• _WHAT TO WORK ON_: Each entry below is to be duplicated verbatim.

— begin DATASET RECORDS —

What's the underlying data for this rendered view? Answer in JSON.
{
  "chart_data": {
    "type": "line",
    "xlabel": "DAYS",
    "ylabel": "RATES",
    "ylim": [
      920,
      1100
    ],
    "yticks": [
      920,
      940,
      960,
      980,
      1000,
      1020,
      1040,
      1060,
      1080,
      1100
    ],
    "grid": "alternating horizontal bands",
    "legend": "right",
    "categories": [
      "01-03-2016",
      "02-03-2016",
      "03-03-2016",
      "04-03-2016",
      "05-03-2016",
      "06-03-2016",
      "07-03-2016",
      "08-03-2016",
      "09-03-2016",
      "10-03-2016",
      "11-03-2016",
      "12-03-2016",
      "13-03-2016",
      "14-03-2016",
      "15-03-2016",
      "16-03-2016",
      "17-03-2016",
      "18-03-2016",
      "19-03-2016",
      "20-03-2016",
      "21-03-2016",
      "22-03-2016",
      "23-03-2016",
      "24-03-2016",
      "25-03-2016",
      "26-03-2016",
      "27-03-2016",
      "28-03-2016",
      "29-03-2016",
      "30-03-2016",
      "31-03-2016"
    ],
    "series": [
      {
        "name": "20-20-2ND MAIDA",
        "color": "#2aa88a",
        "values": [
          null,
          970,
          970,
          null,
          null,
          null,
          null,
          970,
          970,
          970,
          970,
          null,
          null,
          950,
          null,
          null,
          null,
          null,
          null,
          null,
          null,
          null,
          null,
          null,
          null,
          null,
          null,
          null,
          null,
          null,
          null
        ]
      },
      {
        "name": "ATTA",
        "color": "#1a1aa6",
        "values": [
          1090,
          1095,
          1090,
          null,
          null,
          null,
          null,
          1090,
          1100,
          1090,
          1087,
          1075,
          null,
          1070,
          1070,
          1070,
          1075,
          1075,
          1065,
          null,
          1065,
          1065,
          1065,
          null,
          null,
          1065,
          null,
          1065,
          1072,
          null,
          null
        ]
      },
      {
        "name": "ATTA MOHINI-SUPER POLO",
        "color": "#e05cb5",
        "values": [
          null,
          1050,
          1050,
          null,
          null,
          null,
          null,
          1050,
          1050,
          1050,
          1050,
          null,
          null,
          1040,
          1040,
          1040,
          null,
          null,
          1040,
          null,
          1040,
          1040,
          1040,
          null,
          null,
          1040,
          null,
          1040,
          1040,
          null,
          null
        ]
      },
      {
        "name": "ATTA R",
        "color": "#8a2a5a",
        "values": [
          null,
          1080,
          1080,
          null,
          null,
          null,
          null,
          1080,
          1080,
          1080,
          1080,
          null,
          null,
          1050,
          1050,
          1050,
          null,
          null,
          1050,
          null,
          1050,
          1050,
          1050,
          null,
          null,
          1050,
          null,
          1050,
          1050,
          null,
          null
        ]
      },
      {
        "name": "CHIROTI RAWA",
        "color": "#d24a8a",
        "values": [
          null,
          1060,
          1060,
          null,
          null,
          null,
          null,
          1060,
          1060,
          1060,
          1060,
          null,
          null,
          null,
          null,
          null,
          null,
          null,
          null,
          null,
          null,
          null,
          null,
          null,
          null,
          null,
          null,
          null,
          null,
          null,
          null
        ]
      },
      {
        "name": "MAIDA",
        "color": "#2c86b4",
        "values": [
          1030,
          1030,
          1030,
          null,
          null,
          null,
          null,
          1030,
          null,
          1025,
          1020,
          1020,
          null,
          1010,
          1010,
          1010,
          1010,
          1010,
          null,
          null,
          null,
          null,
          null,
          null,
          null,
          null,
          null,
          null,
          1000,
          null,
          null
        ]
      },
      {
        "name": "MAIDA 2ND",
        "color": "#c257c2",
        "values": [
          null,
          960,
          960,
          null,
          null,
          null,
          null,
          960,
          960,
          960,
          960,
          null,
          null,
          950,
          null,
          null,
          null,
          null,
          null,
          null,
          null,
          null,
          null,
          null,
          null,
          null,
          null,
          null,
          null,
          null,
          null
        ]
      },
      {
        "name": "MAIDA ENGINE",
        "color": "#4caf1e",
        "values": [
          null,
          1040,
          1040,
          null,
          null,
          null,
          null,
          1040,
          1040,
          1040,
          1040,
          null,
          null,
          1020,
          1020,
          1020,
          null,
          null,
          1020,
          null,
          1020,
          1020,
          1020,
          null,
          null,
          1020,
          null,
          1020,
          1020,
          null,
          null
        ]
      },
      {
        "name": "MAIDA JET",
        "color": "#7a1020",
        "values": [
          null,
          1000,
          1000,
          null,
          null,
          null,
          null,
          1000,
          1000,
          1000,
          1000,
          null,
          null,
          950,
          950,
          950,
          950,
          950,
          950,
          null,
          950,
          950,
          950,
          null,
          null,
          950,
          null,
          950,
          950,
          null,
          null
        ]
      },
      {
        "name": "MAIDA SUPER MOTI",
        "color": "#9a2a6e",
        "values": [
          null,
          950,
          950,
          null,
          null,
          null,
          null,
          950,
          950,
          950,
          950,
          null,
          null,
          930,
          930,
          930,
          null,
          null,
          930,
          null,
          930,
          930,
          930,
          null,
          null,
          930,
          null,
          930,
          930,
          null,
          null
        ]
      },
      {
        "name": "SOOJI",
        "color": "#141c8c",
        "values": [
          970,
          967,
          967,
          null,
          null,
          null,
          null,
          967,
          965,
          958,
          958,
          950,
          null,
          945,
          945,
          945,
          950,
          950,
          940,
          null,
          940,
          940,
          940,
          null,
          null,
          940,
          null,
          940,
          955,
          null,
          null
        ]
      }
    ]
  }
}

— end DATASET RECORDS —

• _REPLY TO THE TASK_:
What's the underlying data for this rendered view? Answer in JSON.
{
  "chart_data": {
    "type": "line",
    "xlabel": "DAYS",
    "ylabel": "RATES",
    "ylim": [
      920,
      1100
    ],
    "yticks": [
      920,
      940,
      960,
      980,
      1000,
      1020,
      1040,
      1060,
      1080,
      1100
    ],
    "grid": "alternating horizontal bands",
    "legend": "right",
    "categories": [
      "01-03-2016",
      "02-03-2016",
      "03-03-2016",
      "04-03-2016",
      "05-03-2016",
      "06-03-2016",
      "07-03-2016",
      "08-03-2016",
      "09-03-2016",
      "10-03-2016",
      "11-03-2016",
      "12-03-2016",
      "13-03-2016",
      "14-03-2016",
      "15-03-2016",
      "16-03-2016",
      "17-03-2016",
      "18-03-2016",
      "19-03-2016",
      "20-03-2016",
      "21-03-2016",
      "22-03-2016",
      "23-03-2016",
      "24-03-2016",
      "25-03-2016",
      "26-03-2016",
      "27-03-2016",
      "28-03-2016",
      "29-03-2016",
      "30-03-2016",
      "31-03-2016"
    ],
    "series": [
      {
        "name": "20-20-2ND MAIDA",
        "color": "#2aa88a",
        "values": [
          null,
          970,
          970,
          null,
          null,
          null,
          null,
          970,
          970,
          970,
          970,
          null,
          null,
          950,
          null,
          null,
          null,
          null,
          null,
          null,
          null,
          null,
          null,
          null,
          null,
          null,
          null,
          null,
          null,
          null,
          null
        ]
      },
      {
        "name": "ATTA",
        "color": "#1a1aa6",
        "values": [
          1090,
          1095,
          1090,
          null,
          null,
          null,
          null,
          1090,
          1100,
          1090,
          1087,
          1075,
          null,
          1070,
          1070,
          1070,
          1075,
          1075,
          1065,
          null,
          1065,
          1065,
          1065,
          null,
          null,
          1065,
          null,
          1065,
          1072,
          null,
          null
        ]
      },
      {
        "name": "ATTA MOHINI-SUPER POLO",
        "color": "#e05cb5",
        "values": [
          null,
          1050,
          1050,
          null,
          null,
          null,
          null,
          1050,
          1050,
          1050,
          1050,
          null,
          null,
          1040,
          1040,
          1040,
          null,
          null,
          1040,
          null,
          1040,
          1040,
          1040,
          null,
          null,
          1040,
          null,
          1040,
          1040,
          null,
          null
        ]
      },
      {
        "name": "ATTA R",
        "color": "#8a2a5a",
        "values": [
          null,
          1080,
          1080,
          null,
          null,
          null,
          null,
          1080,
          1080,
          1080,
          1080,
          null,
          null,
          1050,
          1050,
          1050,
          null,
          null,
          1050,
          null,
          1050,
          1050,
          1050,
          null,
          null,
          1050,
          null,
          1050,
          1050,
          null,
          null
        ]
      },
      {
        "name": "CHIROTI RAWA",
        "color": "#d24a8a",
        "values": [
          null,
          1060,
          1060,
          null,
          null,
          null,
          null,
          1060,
          1060,
          1060,
          1060,
          null,
          null,
          null,
          null,
          null,
          null,
          null,
          null,
          null,
          null,
          null,
          null,
          null,
          null,
          null,
          null,
          null,
          null,
          null,
          null
        ]
      },
      {
        "name": "MAIDA",
        "color": "#2c86b4",
        "values": [
          1030,
          1030,
          1030,
          null,
          null,
          null,
          null,
          1030,
          null,
          1025,
          1020,
          1020,
          null,
          1010,
          1010,
          1010,
          1010,
          1010,
          null,
          null,
          null,
          null,
          null,
          null,
          null,
          null,
          null,
          null,
          1000,
          null,
          null
        ]
      },
      {
        "name": "MAIDA 2ND",
        "color": "#c257c2",
        "values": [
          null,
          960,
          960,
          null,
          null,
          null,
          null,
          960,
          960,
          960,
          960,
          null,
          null,
          950,
          null,
          null,
          null,
          null,
          null,
          null,
          null,
          null,
          null,
          null,
          null,
          null,
          null,
          null,
          null,
          null,
          null
        ]
      },
      {
        "name": "MAIDA ENGINE",
        "color": "#4caf1e",
        "values": [
          null,
          1040,
          1040,
          null,
          null,
          null,
          null,
          1040,
          1040,
          1040,
          1040,
          null,
          null,
          1020,
          1020,
          1020,
          null,
          null,
          1020,
          null,
          1020,
          1020,
          1020,
          null,
          null,
          1020,
          null,
          1020,
          1020,
          null,
          null
        ]
      },
      {
        "name": "MAIDA JET",
        "color": "#7a1020",
        "values": [
          null,
          1000,
          1000,
          null,
          null,
          null,
          null,
          1000,
          1000,
          1000,
          1000,
          null,
          null,
          950,
          950,
          950,
          950,
          950,
          950,
          null,
          950,
          950,
          950,
          null,
          null,
          950,
          null,
          950,
          950,
          null,
          null
        ]
      },
      {
        "name": "MAIDA SUPER MOTI",
        "color": "#9a2a6e",
        "values": [
          null,
          950,
          950,
          null,
          null,
          null,
          null,
          950,
          950,
          950,
          950,
          null,
          null,
          930,
          930,
          930,
          null,
          null,
          930,
          null,
          930,
          930,
          930,
          null,
          null,
          930,
          null,
          930,
          930,
          null,
          null
        ]
      },
      {
        "name": "SOOJI",
        "color": "#141c8c",
        "values": [
          970,
          967,
          967,
          null,
          null,
          null,
          null,
          967,
          965,
          958,
          958,
          950,
          null,
          945,
          945,
          945,
          950,
          950,
          940,
          null,
          940,
          940,
          940,
          null,
          null,
          940,
          null,
          940,
          955,
          null,
          null
        ]
      }
    ]
  }
}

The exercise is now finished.